# EXERCISE OBJECTIVE
Transcribe the records in full, keeping every character as it is.
**** ROWS
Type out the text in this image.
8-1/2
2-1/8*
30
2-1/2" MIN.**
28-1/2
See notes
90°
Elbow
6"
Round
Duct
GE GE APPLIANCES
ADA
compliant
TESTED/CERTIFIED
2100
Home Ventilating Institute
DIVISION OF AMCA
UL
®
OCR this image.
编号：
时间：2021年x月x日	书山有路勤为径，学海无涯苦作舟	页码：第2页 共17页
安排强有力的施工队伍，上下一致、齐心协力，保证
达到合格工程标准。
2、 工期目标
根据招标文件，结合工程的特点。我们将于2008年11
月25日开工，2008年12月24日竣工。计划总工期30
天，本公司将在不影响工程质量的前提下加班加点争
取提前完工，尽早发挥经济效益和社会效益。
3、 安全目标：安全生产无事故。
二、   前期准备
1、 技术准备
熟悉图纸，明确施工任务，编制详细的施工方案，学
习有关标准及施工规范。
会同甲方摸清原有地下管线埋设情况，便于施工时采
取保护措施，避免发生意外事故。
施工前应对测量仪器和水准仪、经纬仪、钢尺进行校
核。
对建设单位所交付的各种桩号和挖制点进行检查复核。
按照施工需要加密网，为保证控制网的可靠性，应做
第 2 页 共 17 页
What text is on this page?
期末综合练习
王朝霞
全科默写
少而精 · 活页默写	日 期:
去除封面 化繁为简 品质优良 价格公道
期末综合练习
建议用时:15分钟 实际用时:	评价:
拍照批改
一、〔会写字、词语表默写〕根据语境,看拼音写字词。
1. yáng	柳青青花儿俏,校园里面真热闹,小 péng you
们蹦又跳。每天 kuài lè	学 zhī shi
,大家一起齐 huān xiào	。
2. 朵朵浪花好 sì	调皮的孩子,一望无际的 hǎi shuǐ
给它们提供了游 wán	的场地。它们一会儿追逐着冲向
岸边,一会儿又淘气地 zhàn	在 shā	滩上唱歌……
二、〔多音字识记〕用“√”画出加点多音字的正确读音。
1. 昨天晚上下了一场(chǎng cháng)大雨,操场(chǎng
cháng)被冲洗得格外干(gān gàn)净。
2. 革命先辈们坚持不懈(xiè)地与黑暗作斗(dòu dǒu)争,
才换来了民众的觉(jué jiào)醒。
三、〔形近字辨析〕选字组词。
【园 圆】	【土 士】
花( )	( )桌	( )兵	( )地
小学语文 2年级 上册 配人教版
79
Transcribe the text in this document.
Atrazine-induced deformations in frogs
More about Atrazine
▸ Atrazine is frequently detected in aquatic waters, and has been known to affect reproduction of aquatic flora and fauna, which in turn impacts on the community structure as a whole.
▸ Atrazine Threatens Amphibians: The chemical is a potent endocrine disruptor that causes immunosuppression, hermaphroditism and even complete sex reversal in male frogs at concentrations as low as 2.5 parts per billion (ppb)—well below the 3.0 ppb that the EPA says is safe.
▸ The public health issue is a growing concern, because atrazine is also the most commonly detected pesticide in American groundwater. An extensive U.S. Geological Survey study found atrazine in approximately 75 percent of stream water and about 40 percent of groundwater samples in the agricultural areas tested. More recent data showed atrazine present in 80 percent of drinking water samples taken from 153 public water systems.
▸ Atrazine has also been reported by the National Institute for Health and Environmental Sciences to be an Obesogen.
********
# EXERCISE RESPONSE
Type out the text in this image.
8-1/2
2-1/8*
30
2-1/2" MIN.**
28-1/2
See notes
90°
Elbow
6"
Round
Duct
GE GE APPLIANCES
ADA
compliant
TESTED/CERTIFIED
2100
Home Ventilating Institute
DIVISION OF AMCA
UL
®
OCR this image.
编号：
时间：2021年x月x日	书山有路勤为径，学海无涯苦作舟	页码：第2页 共17页
安排强有力的施工队伍，上下一致、齐心协力，保证
达到合格工程标准。
2、 工期目标
根据招标文件，结合工程的特点。我们将于2008年11
月25日开工，2008年12月24日竣工。计划总工期30
天，本公司将在不影响工程质量的前提下加班加点争
取提前完工，尽早发挥经济效益和社会效益。
3、 安全目标：安全生产无事故。
二、   前期准备
1、 技术准备
熟悉图纸，明确施工任务，编制详细的施工方案，学
习有关标准及施工规范。
会同甲方摸清原有地下管线埋设情况，便于施工时采
取保护措施，避免发生意外事故。
施工前应对测量仪器和水准仪、经纬仪、钢尺进行校
核。
对建设单位所交付的各种桩号和挖制点进行检查复核。
按照施工需要加密网，为保证控制网的可靠性，应做
第 2 页 共 17 页
What text is on this page?
期末综合练习
王朝霞
全科默写
少而精 · 活页默写	日 期:
去除封面 化繁为简 品质优良 价格公道
期末综合练习
建议用时:15分钟 实际用时:	评价:
拍照批改
一、〔会写字、词语表默写〕根据语境,看拼音写字词。
1. yáng	柳青青花儿俏,校园里面真热闹,小 péng you
们蹦又跳。每天 kuài lè	学 zhī shi
,大家一起齐 huān xiào	。
2. 朵朵浪花好 sì	调皮的孩子,一望无际的 hǎi shuǐ
给它们提供了游 wán	的场地。它们一会儿追逐着冲向
岸边,一会儿又淘气地 zhàn	在 shā	滩上唱歌……
二、〔多音字识记〕用“√”画出加点多音字的正确读音。
1. 昨天晚上下了一场(chǎng cháng)大雨,操场(chǎng
cháng)被冲洗得格外干(gān gàn)净。
2. 革命先辈们坚持不懈(xiè)地与黑暗作斗(dòu dǒu)争,
才换来了民众的觉(jué jiào)醒。
三、〔形近字辨析〕选字组词。
【园 圆】	【土 士】
花( )	( )桌	( )兵	( )地
小学语文 2年级 上册 配人教版
79
Transcribe the text in this document.
Atrazine-induced deformations in frogs
More about Atrazine
▸ Atrazine is frequently detected in aquatic waters, and has been known to affect reproduction of aquatic flora and fauna, which in turn impacts on the community structure as a whole.
▸ Atrazine Threatens Amphibians: The chemical is a potent endocrine disruptor that causes immunosuppression, hermaphroditism and even complete sex reversal in male frogs at concentrations as low as 2.5 parts per billion (ppb)—well below the 3.0 ppb that the EPA says is safe.
▸ The public health issue is a growing concern, because atrazine is also the most commonly detected pesticide in American groundwater. An extensive U.S. Geological Survey study found atrazine in approximately 75 percent of stream water and about 40 percent of groundwater samples in the agricultural areas tested. More recent data showed atrazine present in 80 percent of drinking water samples taken from 153 public water systems.
▸ Atrazine has also been reported by the National Institute for Health and Environmental Sciences to be an Obesogen.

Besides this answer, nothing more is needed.